## RECORDS SUPPLIED:
-- start --

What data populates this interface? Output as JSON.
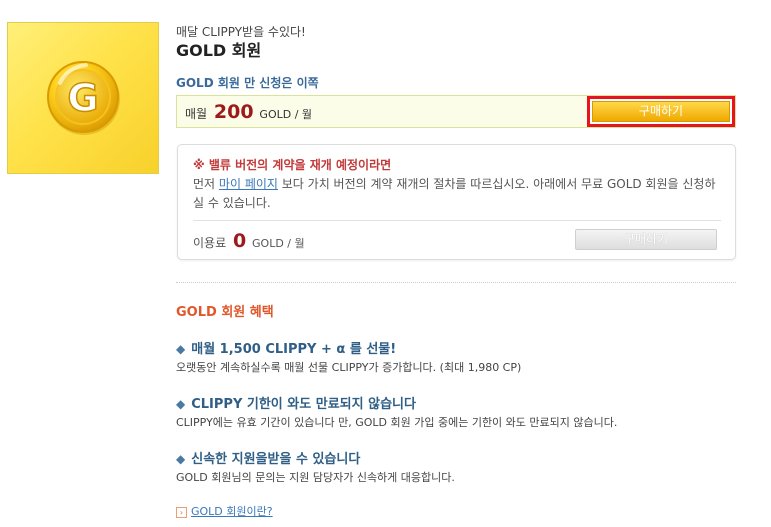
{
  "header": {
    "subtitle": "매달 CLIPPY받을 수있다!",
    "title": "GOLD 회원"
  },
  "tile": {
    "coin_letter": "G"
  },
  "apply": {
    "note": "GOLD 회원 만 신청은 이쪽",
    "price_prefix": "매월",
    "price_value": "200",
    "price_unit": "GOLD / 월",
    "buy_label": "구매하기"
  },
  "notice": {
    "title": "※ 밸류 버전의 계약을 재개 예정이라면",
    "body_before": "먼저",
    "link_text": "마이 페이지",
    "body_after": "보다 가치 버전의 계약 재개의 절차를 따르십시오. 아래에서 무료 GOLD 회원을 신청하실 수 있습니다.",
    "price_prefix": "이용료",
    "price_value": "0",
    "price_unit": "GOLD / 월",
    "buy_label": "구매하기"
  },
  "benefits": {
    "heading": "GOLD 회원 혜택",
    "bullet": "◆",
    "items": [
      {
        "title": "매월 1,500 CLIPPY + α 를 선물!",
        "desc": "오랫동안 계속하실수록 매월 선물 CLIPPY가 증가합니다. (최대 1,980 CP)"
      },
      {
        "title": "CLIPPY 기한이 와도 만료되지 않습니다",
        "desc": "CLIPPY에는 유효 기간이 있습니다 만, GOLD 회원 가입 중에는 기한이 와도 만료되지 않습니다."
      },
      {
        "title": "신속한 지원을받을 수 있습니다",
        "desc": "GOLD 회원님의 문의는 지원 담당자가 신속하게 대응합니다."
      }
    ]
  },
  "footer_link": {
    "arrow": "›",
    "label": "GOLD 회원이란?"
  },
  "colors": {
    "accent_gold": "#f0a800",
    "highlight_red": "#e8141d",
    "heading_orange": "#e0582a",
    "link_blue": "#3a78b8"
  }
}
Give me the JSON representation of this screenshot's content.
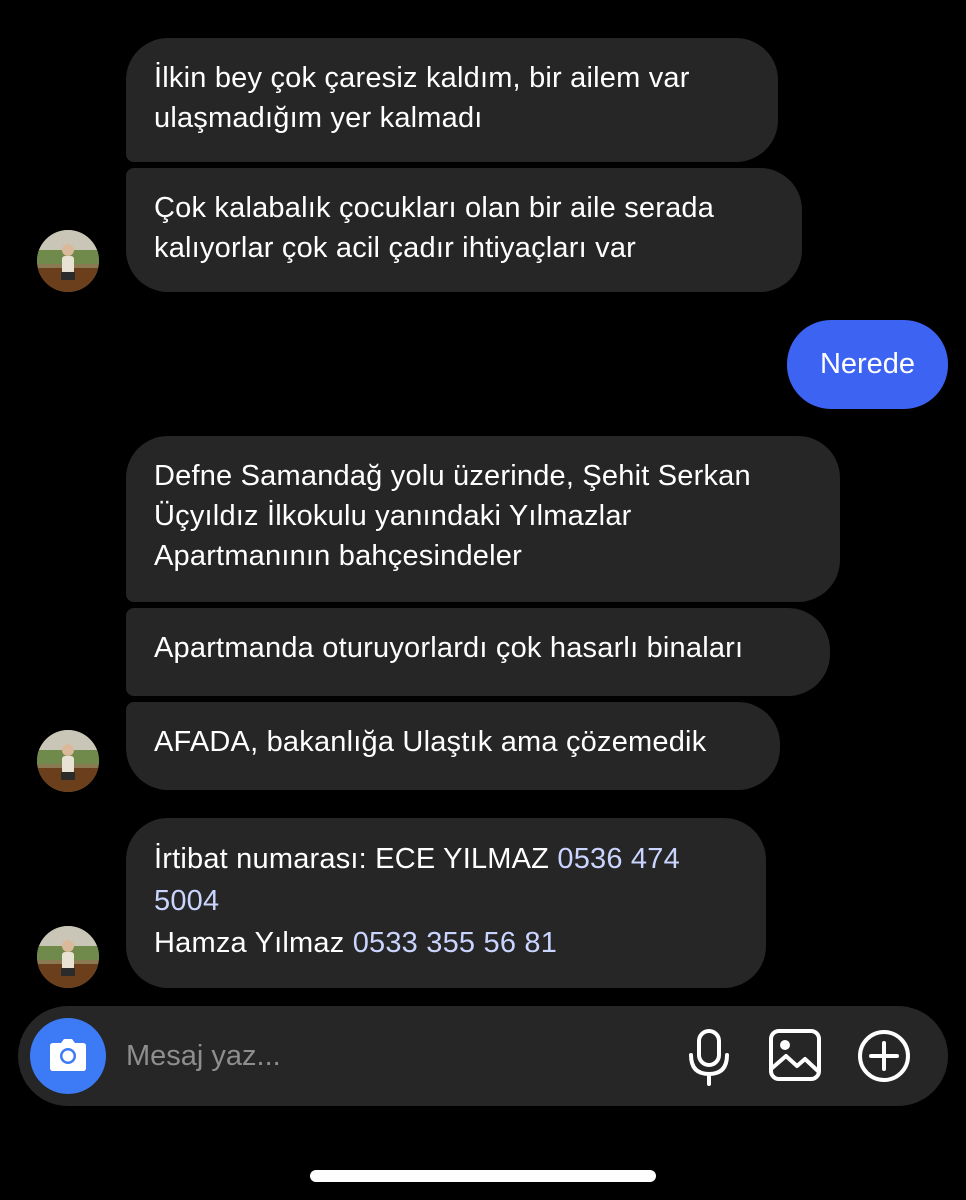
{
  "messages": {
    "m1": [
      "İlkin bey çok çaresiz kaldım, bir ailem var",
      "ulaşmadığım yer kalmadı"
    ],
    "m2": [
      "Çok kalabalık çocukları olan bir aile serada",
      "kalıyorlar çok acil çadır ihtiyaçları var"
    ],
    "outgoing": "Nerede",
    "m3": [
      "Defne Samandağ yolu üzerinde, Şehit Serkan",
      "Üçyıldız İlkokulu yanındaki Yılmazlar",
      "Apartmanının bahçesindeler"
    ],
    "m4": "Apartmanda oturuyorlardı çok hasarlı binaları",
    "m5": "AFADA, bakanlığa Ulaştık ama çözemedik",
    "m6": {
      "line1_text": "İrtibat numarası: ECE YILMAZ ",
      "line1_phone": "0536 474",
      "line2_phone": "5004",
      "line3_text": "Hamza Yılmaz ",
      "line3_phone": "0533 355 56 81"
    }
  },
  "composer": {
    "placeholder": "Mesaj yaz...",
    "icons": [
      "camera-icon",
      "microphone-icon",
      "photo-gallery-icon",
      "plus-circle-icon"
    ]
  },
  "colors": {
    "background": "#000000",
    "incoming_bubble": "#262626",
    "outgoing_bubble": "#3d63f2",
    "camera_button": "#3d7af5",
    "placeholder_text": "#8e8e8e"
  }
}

-- end --
-- start --

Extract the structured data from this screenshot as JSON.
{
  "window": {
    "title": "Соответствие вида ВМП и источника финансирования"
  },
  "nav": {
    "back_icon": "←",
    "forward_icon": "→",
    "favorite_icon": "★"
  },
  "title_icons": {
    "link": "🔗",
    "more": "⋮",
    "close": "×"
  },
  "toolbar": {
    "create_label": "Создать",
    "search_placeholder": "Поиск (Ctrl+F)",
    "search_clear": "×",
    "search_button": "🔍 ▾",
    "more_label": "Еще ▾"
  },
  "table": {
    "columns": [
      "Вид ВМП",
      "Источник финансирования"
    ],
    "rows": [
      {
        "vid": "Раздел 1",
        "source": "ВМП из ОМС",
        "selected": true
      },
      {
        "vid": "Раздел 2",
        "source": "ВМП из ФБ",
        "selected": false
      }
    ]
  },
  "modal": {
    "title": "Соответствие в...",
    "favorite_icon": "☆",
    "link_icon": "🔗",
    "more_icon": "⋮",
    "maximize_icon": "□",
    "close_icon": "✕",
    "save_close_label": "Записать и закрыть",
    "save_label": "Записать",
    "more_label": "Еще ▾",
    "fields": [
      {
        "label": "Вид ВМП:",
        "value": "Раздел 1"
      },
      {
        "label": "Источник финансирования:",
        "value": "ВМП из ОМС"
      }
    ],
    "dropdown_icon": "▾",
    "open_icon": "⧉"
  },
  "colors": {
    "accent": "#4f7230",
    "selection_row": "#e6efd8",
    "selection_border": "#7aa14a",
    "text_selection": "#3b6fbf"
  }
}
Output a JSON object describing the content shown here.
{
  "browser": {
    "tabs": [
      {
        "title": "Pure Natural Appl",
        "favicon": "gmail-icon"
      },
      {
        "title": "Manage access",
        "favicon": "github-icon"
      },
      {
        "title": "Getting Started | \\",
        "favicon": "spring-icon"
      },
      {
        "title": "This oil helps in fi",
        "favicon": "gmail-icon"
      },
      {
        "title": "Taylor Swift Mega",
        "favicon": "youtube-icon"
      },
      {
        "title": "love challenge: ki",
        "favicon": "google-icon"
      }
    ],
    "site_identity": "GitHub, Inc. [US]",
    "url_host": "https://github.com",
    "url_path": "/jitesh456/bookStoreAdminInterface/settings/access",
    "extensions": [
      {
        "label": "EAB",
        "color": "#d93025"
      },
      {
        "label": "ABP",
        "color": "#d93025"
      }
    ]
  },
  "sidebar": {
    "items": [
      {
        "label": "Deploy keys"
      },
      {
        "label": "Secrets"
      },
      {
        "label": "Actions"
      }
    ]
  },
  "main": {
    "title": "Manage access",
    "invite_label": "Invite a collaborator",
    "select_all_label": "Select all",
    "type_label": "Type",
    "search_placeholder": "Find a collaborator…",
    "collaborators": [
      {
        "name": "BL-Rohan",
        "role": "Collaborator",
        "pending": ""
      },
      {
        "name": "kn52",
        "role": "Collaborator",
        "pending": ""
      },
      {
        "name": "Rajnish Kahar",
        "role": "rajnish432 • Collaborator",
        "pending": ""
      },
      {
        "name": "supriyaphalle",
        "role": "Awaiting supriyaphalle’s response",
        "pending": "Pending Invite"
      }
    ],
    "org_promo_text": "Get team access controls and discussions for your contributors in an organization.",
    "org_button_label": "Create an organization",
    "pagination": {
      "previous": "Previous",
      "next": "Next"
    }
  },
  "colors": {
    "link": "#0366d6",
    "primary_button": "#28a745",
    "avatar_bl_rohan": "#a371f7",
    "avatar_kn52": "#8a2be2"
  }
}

-- end --

## PROBLEM TO WORK ON:
Scan the material above for the string "favicon" and return the lines that hold it.

## OUTPUT OF THE TASK:
        "favicon": "gmail-icon"
        "favicon": "github-icon"
        "favicon": "spring-icon"
        "favicon": "gmail-icon"
        "favicon": "youtube-icon"
        "favicon": "google-icon"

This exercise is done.